— Set problem —
Quote the listing below in its entirety.

╭─ Records to process

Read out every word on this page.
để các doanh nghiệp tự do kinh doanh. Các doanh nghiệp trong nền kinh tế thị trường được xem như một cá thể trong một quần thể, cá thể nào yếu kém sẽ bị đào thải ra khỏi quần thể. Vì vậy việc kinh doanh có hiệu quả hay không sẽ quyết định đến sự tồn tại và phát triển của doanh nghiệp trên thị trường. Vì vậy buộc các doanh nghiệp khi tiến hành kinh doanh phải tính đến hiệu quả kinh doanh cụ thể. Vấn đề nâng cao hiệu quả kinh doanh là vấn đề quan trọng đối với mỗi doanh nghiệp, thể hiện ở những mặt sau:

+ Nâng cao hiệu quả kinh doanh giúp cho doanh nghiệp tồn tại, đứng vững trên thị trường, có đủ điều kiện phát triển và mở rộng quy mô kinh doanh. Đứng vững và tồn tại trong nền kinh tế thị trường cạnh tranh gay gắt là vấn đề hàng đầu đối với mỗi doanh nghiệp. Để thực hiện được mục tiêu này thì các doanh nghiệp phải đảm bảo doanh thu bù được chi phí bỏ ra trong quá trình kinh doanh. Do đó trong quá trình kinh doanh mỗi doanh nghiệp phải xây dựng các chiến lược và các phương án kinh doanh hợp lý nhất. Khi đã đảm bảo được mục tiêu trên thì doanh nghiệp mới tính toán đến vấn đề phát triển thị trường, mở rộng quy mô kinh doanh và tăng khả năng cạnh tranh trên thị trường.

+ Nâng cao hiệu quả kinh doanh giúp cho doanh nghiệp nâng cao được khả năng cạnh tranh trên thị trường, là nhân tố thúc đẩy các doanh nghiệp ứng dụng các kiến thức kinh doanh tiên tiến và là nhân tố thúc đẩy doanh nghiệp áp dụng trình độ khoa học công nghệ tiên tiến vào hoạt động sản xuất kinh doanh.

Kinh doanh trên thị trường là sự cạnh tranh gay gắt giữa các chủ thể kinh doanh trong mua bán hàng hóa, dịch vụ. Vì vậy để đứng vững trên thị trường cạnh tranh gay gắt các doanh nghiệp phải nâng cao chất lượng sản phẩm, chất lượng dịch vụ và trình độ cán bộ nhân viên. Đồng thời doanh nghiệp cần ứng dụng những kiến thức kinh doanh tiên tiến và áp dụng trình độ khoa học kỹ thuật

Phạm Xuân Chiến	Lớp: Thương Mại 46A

╰─

— Output below —
Read out every word on this page.
để các doanh nghiệp tự do kinh doanh. Các doanh nghiệp trong nền kinh tế thị trường được xem như một cá thể trong một quần thể, cá thể nào yếu kém sẽ bị đào thải ra khỏi quần thể. Vì vậy việc kinh doanh có hiệu quả hay không sẽ quyết định đến sự tồn tại và phát triển của doanh nghiệp trên thị trường. Vì vậy buộc các doanh nghiệp khi tiến hành kinh doanh phải tính đến hiệu quả kinh doanh cụ thể. Vấn đề nâng cao hiệu quả kinh doanh là vấn đề quan trọng đối với mỗi doanh nghiệp, thể hiện ở những mặt sau:

+ Nâng cao hiệu quả kinh doanh giúp cho doanh nghiệp tồn tại, đứng vững trên thị trường, có đủ điều kiện phát triển và mở rộng quy mô kinh doanh. Đứng vững và tồn tại trong nền kinh tế thị trường cạnh tranh gay gắt là vấn đề hàng đầu đối với mỗi doanh nghiệp. Để thực hiện được mục tiêu này thì các doanh nghiệp phải đảm bảo doanh thu bù được chi phí bỏ ra trong quá trình kinh doanh. Do đó trong quá trình kinh doanh mỗi doanh nghiệp phải xây dựng các chiến lược và các phương án kinh doanh hợp lý nhất. Khi đã đảm bảo được mục tiêu trên thì doanh nghiệp mới tính toán đến vấn đề phát triển thị trường, mở rộng quy mô kinh doanh và tăng khả năng cạnh tranh trên thị trường.

+ Nâng cao hiệu quả kinh doanh giúp cho doanh nghiệp nâng cao được khả năng cạnh tranh trên thị trường, là nhân tố thúc đẩy các doanh nghiệp ứng dụng các kiến thức kinh doanh tiên tiến và là nhân tố thúc đẩy doanh nghiệp áp dụng trình độ khoa học công nghệ tiên tiến vào hoạt động sản xuất kinh doanh.

Kinh doanh trên thị trường là sự cạnh tranh gay gắt giữa các chủ thể kinh doanh trong mua bán hàng hóa, dịch vụ. Vì vậy để đứng vững trên thị trường cạnh tranh gay gắt các doanh nghiệp phải nâng cao chất lượng sản phẩm, chất lượng dịch vụ và trình độ cán bộ nhân viên. Đồng thời doanh nghiệp cần ứng dụng những kiến thức kinh doanh tiên tiến và áp dụng trình độ khoa học kỹ thuật

Phạm Xuân Chiến	Lớp: Thương Mại 46A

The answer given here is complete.